* EXERCISE REQUIREMENTS *
Determine the number of lines that have the string "shonline" in them, and give only that number.

┌────────

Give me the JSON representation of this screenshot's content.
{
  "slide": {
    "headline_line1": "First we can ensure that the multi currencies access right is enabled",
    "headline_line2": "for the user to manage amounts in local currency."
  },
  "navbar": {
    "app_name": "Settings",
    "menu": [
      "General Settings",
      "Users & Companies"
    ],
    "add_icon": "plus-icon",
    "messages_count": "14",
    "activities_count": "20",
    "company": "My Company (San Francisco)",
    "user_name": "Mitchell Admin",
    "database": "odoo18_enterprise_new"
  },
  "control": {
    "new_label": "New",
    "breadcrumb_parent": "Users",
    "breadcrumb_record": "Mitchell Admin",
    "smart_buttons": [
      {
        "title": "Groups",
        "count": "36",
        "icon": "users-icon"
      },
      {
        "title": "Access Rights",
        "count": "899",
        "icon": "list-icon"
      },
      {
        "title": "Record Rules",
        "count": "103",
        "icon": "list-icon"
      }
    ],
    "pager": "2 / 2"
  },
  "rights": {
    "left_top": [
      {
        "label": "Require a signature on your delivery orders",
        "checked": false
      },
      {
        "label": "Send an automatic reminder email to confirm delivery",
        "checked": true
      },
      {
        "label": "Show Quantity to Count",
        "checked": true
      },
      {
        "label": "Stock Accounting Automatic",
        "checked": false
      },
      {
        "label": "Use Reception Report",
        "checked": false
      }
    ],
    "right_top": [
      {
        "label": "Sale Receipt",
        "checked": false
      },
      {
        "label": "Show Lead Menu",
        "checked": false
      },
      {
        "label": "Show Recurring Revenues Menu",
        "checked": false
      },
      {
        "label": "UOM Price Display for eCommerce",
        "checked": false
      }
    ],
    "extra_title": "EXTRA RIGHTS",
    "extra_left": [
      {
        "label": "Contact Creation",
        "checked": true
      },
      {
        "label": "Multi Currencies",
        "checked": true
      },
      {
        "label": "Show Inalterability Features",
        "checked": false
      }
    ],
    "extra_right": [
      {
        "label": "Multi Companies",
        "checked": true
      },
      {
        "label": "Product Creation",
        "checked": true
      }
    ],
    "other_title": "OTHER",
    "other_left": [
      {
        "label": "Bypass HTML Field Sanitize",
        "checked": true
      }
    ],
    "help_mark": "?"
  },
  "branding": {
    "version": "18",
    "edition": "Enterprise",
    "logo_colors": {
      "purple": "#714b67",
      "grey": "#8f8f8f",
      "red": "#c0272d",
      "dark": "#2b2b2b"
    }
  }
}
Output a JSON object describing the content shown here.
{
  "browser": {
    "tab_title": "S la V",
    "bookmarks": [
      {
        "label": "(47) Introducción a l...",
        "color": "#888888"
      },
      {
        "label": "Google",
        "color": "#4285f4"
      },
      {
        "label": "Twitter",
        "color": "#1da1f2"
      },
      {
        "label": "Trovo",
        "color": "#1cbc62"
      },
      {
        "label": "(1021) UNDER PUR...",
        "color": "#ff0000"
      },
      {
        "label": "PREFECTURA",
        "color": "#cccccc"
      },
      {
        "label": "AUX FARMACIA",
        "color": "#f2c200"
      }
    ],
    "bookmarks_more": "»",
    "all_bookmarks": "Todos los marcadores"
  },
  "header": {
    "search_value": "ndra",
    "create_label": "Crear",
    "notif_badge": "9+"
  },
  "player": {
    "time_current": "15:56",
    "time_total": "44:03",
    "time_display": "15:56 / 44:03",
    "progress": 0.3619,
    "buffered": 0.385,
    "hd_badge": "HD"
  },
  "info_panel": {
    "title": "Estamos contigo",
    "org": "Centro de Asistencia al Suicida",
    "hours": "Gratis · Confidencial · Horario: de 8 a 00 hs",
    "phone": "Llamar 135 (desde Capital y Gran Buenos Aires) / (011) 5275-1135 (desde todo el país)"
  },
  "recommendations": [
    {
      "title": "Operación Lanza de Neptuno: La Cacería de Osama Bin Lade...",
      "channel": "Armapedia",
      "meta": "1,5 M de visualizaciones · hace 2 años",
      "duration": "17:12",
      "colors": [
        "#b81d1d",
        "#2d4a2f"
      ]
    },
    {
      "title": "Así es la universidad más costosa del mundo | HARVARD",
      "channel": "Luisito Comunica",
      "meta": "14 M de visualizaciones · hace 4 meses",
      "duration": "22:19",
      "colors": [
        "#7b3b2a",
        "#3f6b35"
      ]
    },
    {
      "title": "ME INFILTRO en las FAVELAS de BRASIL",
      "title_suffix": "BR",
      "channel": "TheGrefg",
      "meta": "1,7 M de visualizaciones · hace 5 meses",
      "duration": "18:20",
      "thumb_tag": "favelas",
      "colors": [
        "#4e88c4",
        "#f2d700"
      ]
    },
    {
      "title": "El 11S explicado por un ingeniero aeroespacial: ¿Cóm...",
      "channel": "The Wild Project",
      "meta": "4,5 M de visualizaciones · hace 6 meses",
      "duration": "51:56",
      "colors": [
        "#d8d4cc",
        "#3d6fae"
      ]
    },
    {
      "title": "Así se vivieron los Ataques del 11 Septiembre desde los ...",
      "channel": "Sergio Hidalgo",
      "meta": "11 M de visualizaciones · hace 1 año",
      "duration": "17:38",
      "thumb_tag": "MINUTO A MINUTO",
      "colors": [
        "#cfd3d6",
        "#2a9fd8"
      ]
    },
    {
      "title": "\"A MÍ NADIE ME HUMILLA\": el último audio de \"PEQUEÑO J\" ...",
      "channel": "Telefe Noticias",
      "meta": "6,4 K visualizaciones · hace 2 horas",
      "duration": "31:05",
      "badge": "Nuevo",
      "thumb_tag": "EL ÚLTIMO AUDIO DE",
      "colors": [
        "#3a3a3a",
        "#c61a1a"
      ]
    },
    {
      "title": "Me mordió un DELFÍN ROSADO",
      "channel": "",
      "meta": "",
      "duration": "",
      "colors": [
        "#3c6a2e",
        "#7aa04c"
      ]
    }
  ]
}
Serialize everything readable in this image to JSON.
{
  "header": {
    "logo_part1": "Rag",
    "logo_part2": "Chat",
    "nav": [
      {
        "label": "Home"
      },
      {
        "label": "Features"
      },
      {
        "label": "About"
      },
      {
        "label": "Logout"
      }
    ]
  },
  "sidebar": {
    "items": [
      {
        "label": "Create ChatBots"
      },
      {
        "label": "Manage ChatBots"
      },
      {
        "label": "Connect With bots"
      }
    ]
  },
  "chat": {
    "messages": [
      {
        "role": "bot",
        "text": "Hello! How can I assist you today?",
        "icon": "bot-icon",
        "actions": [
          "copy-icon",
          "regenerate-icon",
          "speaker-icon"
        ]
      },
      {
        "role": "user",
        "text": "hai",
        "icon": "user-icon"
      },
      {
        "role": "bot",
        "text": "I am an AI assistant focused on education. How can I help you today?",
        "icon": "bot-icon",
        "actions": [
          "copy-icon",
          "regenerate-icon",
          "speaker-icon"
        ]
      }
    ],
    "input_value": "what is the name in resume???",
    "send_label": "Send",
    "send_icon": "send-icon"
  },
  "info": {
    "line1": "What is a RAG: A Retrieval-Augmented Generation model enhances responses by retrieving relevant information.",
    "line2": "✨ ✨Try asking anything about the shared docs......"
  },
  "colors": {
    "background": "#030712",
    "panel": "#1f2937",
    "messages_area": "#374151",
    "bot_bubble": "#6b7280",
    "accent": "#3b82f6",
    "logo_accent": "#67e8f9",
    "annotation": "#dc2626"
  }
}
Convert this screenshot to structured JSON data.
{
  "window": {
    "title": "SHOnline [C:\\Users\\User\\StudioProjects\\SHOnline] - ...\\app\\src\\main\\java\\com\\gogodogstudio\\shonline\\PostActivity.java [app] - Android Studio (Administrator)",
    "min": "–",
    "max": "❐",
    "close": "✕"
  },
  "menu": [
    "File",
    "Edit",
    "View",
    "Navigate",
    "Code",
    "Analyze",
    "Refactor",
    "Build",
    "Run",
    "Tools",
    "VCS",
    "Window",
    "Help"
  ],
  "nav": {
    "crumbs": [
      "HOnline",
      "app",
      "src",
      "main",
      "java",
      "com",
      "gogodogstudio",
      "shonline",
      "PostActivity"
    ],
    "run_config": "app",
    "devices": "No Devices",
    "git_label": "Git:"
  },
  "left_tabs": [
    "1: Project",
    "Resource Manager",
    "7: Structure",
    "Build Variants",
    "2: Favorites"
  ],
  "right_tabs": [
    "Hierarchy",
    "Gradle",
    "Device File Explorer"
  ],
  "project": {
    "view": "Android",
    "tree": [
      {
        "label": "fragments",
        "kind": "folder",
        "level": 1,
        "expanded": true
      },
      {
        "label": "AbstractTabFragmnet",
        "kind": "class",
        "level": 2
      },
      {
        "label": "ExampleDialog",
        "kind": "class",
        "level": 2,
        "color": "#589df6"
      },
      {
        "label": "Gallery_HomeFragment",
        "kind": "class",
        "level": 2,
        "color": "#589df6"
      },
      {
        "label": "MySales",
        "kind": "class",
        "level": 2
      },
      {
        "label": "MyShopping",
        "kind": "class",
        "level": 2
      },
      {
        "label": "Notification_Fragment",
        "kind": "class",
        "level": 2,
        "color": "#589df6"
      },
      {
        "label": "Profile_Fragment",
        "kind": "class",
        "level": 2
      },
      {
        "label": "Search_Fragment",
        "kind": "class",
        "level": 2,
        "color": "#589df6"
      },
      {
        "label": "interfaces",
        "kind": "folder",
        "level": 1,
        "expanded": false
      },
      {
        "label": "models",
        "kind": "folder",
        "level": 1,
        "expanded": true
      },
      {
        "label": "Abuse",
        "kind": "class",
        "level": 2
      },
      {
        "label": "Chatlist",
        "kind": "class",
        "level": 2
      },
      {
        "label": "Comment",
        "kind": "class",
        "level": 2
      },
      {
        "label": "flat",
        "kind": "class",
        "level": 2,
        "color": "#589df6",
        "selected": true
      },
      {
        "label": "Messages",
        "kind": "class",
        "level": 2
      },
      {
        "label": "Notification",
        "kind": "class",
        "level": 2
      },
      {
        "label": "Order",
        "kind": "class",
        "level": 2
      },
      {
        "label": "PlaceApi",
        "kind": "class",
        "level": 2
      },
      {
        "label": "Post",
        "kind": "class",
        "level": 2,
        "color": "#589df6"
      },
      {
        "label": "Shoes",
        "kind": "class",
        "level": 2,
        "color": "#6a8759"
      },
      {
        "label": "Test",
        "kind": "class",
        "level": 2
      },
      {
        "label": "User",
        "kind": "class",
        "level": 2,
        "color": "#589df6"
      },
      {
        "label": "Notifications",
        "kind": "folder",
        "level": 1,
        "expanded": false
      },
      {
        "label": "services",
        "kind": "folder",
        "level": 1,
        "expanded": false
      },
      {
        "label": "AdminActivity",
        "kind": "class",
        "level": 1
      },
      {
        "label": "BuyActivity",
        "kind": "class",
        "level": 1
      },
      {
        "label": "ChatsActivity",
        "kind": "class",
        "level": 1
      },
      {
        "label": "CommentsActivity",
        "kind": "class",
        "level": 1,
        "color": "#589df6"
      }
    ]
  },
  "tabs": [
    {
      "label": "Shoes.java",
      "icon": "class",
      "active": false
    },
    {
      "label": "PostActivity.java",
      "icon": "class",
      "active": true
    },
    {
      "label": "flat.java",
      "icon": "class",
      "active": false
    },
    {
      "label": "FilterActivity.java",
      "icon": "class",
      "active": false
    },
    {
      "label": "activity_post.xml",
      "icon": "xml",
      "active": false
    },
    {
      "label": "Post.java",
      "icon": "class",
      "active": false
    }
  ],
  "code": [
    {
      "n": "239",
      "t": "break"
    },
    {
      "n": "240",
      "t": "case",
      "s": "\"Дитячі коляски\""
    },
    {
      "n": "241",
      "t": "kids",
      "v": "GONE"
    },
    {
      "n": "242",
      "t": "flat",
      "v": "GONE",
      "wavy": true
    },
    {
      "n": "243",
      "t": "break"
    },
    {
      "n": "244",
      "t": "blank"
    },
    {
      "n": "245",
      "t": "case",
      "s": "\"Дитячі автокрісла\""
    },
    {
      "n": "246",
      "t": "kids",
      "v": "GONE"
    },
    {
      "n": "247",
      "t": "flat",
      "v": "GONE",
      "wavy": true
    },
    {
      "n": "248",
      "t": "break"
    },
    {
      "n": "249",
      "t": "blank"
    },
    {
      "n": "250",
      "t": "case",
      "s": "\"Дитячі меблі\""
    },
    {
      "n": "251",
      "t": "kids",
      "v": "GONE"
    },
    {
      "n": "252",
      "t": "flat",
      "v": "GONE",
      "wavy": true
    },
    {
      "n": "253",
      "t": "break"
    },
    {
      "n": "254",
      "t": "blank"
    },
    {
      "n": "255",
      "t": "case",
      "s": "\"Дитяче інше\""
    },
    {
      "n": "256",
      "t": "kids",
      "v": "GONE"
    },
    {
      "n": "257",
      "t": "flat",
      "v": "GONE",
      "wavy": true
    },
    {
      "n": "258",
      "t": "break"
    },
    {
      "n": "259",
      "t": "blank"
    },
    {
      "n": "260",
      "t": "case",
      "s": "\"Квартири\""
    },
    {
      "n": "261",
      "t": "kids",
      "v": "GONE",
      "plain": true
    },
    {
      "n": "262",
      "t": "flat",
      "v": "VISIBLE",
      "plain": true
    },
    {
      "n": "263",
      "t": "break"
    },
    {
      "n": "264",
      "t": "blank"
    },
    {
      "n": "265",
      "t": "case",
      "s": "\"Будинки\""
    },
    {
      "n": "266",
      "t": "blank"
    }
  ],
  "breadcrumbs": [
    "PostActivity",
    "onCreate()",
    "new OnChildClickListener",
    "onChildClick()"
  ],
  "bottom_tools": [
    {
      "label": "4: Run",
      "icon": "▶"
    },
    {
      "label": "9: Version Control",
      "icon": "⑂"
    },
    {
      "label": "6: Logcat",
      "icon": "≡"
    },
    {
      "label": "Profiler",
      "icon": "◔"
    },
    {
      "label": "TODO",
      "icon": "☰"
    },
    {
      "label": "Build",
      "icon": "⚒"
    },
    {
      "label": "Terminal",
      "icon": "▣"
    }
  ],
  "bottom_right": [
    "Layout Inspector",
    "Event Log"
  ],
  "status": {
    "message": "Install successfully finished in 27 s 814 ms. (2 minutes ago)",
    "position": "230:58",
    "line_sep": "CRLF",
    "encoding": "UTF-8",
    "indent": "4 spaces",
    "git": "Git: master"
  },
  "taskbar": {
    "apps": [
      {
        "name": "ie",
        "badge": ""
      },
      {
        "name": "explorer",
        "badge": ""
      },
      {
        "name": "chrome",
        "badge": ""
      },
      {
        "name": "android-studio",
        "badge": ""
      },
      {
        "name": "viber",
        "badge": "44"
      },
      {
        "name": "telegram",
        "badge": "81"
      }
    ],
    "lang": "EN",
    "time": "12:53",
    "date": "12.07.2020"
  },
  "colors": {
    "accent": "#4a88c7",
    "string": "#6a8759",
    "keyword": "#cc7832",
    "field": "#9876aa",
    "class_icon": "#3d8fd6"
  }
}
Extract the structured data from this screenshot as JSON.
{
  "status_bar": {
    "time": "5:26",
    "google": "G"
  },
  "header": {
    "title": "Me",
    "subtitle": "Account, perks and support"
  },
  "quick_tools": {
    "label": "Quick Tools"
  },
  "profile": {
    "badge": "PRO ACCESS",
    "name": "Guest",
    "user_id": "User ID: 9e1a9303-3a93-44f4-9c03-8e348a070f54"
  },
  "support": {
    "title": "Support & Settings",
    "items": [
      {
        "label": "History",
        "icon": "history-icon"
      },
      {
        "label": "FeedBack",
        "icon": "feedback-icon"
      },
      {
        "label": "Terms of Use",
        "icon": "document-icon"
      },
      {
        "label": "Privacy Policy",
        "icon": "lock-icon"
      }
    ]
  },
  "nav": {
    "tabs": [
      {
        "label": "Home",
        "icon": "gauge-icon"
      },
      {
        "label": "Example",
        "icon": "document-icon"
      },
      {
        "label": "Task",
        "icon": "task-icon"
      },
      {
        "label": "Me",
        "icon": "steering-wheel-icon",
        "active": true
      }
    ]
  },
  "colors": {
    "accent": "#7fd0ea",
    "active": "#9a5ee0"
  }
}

└────────

* EXERCISE OUTPUT *
2